[start of EXERCISE INPUT]
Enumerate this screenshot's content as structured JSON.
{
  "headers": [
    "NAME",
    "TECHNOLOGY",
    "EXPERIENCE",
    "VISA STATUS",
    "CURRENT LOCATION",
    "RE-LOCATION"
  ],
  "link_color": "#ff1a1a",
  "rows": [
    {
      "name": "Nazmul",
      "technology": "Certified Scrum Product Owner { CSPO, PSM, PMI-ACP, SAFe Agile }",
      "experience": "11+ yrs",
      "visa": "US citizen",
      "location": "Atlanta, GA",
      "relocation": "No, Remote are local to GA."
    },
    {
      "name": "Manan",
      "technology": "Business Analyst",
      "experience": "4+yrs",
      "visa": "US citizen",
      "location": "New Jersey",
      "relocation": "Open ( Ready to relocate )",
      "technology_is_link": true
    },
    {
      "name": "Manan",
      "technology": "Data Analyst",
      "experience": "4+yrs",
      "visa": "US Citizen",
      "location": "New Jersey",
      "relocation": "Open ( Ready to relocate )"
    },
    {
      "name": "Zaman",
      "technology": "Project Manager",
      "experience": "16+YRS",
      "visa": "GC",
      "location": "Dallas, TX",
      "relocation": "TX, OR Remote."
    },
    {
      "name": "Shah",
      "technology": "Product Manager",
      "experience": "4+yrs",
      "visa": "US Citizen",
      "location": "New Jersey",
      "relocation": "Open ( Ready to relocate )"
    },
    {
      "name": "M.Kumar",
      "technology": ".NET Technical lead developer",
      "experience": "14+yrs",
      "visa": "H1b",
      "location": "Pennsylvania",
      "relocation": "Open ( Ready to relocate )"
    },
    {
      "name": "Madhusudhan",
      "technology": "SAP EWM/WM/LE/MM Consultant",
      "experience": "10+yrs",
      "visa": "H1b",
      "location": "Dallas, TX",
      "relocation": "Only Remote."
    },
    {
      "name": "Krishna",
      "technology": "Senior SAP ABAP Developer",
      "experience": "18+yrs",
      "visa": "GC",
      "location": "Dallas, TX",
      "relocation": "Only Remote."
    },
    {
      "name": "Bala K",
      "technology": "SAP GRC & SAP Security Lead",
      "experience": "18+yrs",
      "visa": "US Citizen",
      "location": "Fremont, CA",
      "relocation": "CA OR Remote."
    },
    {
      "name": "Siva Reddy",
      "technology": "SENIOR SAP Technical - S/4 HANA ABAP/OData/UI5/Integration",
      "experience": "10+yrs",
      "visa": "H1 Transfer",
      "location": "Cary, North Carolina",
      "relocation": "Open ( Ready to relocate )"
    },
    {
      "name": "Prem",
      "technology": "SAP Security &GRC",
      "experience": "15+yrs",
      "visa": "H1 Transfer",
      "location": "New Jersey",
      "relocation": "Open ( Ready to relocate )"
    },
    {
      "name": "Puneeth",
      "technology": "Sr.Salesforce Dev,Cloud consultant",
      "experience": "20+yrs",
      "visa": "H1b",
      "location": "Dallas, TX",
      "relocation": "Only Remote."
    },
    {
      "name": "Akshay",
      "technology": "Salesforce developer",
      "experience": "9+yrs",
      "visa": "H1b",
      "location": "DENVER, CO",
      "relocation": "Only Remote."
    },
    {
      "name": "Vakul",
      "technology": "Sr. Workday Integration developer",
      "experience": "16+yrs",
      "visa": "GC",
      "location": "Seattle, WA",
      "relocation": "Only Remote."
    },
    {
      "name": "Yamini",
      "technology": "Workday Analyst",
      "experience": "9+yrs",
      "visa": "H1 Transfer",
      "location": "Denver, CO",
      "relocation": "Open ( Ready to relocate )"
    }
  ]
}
[end of EXERCISE INPUT]
◆ REQUIREMENT ◆
Quote all the records exactly, please, leaving none out.

◆ OUTPUT OF THE EXERCISE ◆
Enumerate this screenshot's content as structured JSON.
{
  "headers": [
    "NAME",
    "TECHNOLOGY",
    "EXPERIENCE",
    "VISA STATUS",
    "CURRENT LOCATION",
    "RE-LOCATION"
  ],
  "link_color": "#ff1a1a",
  "rows": [
    {
      "name": "Nazmul",
      "technology": "Certified Scrum Product Owner { CSPO, PSM, PMI-ACP, SAFe Agile }",
      "experience": "11+ yrs",
      "visa": "US citizen",
      "location": "Atlanta, GA",
      "relocation": "No, Remote are local to GA."
    },
    {
      "name": "Manan",
      "technology": "Business Analyst",
      "experience": "4+yrs",
      "visa": "US citizen",
      "location": "New Jersey",
      "relocation": "Open ( Ready to relocate )",
      "technology_is_link": true
    },
    {
      "name": "Manan",
      "technology": "Data Analyst",
      "experience": "4+yrs",
      "visa": "US Citizen",
      "location": "New Jersey",
      "relocation": "Open ( Ready to relocate )"
    },
    {
      "name": "Zaman",
      "technology": "Project Manager",
      "experience": "16+YRS",
      "visa": "GC",
      "location": "Dallas, TX",
      "relocation": "TX, OR Remote."
    },
    {
      "name": "Shah",
      "technology": "Product Manager",
      "experience": "4+yrs",
      "visa": "US Citizen",
      "location": "New Jersey",
      "relocation": "Open ( Ready to relocate )"
    },
    {
      "name": "M.Kumar",
      "technology": ".NET Technical lead developer",
      "experience": "14+yrs",
      "visa": "H1b",
      "location": "Pennsylvania",
      "relocation": "Open ( Ready to relocate )"
    },
    {
      "name": "Madhusudhan",
      "technology": "SAP EWM/WM/LE/MM Consultant",
      "experience": "10+yrs",
      "visa": "H1b",
      "location": "Dallas, TX",
      "relocation": "Only Remote."
    },
    {
      "name": "Krishna",
      "technology": "Senior SAP ABAP Developer",
      "experience": "18+yrs",
      "visa": "GC",
      "location": "Dallas, TX",
      "relocation": "Only Remote."
    },
    {
      "name": "Bala K",
      "technology": "SAP GRC & SAP Security Lead",
      "experience": "18+yrs",
      "visa": "US Citizen",
      "location": "Fremont, CA",
      "relocation": "CA OR Remote."
    },
    {
      "name": "Siva Reddy",
      "technology": "SENIOR SAP Technical - S/4 HANA ABAP/OData/UI5/Integration",
      "experience": "10+yrs",
      "visa": "H1 Transfer",
      "location": "Cary, North Carolina",
      "relocation": "Open ( Ready to relocate )"
    },
    {
      "name": "Prem",
      "technology": "SAP Security &GRC",
      "experience": "15+yrs",
      "visa": "H1 Transfer",
      "location": "New Jersey",
      "relocation": "Open ( Ready to relocate )"
    },
    {
      "name": "Puneeth",
      "technology": "Sr.Salesforce Dev,Cloud consultant",
      "experience": "20+yrs",
      "visa": "H1b",
      "location": "Dallas, TX",
      "relocation": "Only Remote."
    },
    {
      "name": "Akshay",
      "technology": "Salesforce developer",
      "experience": "9+yrs",
      "visa": "H1b",
      "location": "DENVER, CO",
      "relocation": "Only Remote."
    },
    {
      "name": "Vakul",
      "technology": "Sr. Workday Integration developer",
      "experience": "16+yrs",
      "visa": "GC",
      "location": "Seattle, WA",
      "relocation": "Only Remote."
    },
    {
      "name": "Yamini",
      "technology": "Workday Analyst",
      "experience": "9+yrs",
      "visa": "H1 Transfer",
      "location": "Denver, CO",
      "relocation": "Open ( Ready to relocate )"
    }
  ]
}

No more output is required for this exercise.